Text block:

↓

High performance on-device real-time ML with NimbleEdge, using ONNX Runtime
By:
Nilotpal Pathak, Siddharth Mittal, Scott McKay, Natalie Kershaw, Emma Ning17TH JUNE, 2024
NimbleEdge is an on-device Machine Learning (ML) platform that enables real-time personalization in mobile apps, executing data capture, processing and ML inference on end users’ mobile devices vs. on cloud. Using mobile compute efficiently to deliver optimal performance with minimal device resource usage is a key priority for NimbleEdge. For this, NimbleEdge leverages various ML inference runtimes, including, prominently, ONNX Runtime.
In this blog post, we’ll explore how on-device compute can be leveraged for cost-efficient, privacy-preserving real-time ML in mobile apps, and how NimbleEdge leverages ONNX Runtime to enable this. We also share results from NimbleEdge’s on-device deployment with one of India’s largest fantasy gaming platforms with hundreds of millions of users.

↑

Task instructions: Carry on the blog post about NimbleEdge's on-device ML with ONNX Runtime, starting right after its final sentence. The records have no connection to the text.

(Layout coordinate data)
↓

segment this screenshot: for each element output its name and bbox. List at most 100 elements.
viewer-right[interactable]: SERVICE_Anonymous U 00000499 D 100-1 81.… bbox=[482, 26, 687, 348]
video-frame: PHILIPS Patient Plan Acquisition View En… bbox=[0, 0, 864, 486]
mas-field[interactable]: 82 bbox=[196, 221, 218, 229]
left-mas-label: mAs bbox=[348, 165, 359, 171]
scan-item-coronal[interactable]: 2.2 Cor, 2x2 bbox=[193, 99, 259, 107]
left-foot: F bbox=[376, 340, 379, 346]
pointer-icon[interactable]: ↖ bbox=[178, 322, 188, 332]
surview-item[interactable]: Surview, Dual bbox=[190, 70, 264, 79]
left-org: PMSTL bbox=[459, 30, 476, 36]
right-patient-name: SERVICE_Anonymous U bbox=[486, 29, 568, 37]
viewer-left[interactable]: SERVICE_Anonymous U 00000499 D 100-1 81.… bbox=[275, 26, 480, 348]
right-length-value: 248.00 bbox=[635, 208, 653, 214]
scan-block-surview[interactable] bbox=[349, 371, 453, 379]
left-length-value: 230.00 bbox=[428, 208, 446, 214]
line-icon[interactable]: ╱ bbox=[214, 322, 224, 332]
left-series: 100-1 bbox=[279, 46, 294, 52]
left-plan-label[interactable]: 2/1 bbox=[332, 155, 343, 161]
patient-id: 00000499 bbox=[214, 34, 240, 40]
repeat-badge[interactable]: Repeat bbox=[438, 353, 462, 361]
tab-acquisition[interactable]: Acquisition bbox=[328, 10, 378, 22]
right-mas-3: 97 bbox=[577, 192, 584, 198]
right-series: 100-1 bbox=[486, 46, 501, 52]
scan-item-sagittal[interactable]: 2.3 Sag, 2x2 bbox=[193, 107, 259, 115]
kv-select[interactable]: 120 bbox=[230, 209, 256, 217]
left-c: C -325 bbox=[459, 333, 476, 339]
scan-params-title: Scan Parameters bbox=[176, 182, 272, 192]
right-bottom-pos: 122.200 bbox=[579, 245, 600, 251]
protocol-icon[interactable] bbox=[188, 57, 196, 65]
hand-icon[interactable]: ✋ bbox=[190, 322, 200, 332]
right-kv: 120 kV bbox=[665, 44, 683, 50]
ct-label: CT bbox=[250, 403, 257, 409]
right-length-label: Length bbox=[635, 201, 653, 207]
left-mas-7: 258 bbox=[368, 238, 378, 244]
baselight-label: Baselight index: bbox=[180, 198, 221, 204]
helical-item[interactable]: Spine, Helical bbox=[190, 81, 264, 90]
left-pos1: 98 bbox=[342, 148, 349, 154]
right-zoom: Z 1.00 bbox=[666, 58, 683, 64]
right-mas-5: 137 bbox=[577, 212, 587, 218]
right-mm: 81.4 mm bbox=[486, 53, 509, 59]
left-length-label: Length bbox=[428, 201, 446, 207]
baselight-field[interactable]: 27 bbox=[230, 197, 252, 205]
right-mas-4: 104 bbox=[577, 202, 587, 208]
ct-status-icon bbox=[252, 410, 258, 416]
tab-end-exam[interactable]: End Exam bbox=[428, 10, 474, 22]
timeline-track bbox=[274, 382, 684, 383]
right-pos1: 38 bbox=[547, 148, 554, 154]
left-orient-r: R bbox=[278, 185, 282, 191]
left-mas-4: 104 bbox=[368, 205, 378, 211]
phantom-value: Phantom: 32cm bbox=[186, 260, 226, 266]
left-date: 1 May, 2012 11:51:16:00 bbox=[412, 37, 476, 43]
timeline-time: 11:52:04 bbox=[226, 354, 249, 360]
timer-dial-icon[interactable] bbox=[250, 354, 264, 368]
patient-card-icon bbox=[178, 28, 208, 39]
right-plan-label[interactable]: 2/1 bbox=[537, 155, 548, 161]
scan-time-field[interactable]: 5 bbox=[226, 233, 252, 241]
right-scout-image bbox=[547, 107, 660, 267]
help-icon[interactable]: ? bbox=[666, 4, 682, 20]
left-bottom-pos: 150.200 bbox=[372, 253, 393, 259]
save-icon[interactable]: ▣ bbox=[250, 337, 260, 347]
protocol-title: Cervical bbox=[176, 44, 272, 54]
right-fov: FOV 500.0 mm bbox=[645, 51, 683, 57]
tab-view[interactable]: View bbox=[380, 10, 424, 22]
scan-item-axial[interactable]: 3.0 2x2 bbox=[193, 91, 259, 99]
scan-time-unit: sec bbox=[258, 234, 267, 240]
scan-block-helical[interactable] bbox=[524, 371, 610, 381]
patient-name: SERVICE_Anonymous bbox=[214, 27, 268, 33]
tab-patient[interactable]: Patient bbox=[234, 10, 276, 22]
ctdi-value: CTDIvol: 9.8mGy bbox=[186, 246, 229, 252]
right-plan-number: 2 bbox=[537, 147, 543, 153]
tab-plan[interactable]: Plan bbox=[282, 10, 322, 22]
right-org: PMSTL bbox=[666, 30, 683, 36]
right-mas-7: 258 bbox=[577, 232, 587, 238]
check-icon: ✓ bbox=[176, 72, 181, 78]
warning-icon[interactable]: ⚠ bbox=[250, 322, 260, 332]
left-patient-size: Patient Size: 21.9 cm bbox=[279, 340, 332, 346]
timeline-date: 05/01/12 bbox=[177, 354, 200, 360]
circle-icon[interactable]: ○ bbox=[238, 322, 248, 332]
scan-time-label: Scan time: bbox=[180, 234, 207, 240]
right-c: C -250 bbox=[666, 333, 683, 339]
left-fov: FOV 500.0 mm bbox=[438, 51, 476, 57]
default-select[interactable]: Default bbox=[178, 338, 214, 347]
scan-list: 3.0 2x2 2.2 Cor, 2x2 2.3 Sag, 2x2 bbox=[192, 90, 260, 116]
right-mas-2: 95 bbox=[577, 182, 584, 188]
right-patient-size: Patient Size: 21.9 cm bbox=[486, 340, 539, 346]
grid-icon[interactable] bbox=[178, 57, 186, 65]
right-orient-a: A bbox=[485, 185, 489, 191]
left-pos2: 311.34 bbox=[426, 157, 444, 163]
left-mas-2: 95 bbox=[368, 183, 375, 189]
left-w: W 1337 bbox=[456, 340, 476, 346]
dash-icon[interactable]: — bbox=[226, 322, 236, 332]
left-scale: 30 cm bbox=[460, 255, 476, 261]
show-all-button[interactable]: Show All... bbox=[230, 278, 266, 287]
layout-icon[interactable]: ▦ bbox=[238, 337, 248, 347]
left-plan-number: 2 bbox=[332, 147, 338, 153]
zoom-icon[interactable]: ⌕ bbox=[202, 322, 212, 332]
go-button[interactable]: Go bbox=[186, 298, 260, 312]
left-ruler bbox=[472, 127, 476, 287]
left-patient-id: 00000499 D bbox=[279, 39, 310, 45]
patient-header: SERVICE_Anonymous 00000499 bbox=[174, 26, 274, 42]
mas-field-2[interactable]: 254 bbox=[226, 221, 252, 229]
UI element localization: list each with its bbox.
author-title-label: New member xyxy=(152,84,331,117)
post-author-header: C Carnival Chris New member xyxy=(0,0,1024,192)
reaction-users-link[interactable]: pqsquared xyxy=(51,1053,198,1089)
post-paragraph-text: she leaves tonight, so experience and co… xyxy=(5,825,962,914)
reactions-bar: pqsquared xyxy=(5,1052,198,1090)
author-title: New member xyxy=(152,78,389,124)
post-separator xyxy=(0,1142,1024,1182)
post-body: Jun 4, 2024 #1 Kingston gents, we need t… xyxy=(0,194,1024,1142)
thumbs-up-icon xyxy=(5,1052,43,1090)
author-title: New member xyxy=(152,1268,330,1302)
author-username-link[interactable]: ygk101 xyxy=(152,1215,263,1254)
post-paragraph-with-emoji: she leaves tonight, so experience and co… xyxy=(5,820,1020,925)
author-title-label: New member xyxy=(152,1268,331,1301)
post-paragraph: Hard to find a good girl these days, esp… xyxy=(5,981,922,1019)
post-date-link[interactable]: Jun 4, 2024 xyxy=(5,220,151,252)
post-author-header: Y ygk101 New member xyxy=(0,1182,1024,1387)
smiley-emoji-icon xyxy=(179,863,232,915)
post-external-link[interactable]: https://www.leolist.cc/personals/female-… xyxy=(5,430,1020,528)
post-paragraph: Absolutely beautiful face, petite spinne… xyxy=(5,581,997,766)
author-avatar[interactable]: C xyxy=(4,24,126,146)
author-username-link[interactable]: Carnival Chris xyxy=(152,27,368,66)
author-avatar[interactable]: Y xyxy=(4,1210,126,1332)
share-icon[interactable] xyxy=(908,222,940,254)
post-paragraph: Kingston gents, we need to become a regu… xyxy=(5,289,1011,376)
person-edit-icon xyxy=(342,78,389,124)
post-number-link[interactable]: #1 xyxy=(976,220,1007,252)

↑

The response:
Introduction
As digital consumer apps have evolved, Machine Learning (ML) has become increasingly central to digital experiences (across e-commerce, gaming, entertainment). ML-based recommendation systems are a prominent example of this phenomenon. Reducing choice paralysis and aiding conversion and engagement, these are now common in large-scale apps.
Traditionally, recommendation systems utilized only historical customer behavior (e.g. purchases, views, likes), updated weekly, daily, or every few hours. However, pioneering apps such as LinkedIn, Doordash, and Pinterest, have lately incorporated near-real-time and real-time features in recommendations. This has enabled highly fresh recommendations based on user interactions from just a few minutes, or even seconds ago, enabling a significant uptick in key business metrics.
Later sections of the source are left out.